Dataset records:
/---

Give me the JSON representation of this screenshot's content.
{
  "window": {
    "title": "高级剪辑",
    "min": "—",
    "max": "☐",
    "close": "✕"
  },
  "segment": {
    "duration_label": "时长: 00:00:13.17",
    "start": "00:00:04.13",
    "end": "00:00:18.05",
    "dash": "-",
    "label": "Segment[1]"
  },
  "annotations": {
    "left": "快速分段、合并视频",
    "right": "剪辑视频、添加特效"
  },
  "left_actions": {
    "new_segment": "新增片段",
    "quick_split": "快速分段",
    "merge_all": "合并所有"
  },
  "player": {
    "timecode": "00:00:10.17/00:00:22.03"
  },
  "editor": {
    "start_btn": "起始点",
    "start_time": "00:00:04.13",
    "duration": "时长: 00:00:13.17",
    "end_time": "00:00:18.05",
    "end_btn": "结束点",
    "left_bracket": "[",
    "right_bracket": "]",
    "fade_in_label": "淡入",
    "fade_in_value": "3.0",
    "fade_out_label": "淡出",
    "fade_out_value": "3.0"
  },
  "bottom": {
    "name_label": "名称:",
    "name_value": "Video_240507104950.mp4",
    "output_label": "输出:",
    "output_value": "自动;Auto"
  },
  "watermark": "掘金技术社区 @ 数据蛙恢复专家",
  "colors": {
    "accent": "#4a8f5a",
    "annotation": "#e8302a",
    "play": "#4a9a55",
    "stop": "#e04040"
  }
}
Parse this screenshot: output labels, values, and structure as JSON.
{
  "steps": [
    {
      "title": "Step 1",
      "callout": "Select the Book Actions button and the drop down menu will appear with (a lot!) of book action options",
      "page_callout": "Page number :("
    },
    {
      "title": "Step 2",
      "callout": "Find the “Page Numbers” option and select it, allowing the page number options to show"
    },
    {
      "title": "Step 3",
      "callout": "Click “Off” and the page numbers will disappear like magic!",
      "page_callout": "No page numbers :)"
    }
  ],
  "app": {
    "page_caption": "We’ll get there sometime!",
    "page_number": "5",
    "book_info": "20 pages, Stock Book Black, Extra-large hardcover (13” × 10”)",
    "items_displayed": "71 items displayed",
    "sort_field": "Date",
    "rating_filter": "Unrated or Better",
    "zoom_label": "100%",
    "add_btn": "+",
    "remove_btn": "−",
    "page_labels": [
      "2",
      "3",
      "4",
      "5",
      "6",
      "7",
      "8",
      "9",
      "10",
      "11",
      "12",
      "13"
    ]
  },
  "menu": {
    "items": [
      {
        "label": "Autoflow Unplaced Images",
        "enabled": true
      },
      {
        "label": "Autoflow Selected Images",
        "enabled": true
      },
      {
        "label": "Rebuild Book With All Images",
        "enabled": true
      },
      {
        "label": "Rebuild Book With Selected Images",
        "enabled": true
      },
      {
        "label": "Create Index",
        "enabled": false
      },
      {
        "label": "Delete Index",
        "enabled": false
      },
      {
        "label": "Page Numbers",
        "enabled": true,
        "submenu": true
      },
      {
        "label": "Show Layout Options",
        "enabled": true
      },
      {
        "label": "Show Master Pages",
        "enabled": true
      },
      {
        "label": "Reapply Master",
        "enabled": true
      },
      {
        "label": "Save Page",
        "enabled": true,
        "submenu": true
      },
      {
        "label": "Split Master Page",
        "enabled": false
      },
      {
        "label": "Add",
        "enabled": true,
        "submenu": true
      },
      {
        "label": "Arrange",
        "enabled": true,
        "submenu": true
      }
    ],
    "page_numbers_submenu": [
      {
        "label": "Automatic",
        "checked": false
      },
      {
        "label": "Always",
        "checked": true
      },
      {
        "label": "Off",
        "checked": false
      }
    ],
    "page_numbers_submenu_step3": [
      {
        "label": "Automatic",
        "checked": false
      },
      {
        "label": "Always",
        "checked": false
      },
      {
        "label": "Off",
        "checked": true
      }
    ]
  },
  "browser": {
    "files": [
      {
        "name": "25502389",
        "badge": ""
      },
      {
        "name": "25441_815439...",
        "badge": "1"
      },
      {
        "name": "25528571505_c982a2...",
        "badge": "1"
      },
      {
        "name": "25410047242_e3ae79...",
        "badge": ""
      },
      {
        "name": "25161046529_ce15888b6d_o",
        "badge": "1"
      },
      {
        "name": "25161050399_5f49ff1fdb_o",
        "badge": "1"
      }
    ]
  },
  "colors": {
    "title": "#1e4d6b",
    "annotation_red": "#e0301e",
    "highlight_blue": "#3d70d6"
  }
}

\---

## THE PROBLEM
Copy each line of the listing that contains the string "Images".

## EXERCISE SOLUTION
        "label": "Autoflow Unplaced Images",
        "label": "Autoflow Selected Images",
        "label": "Rebuild Book With All Images",
        "label": "Rebuild Book With Selected Images",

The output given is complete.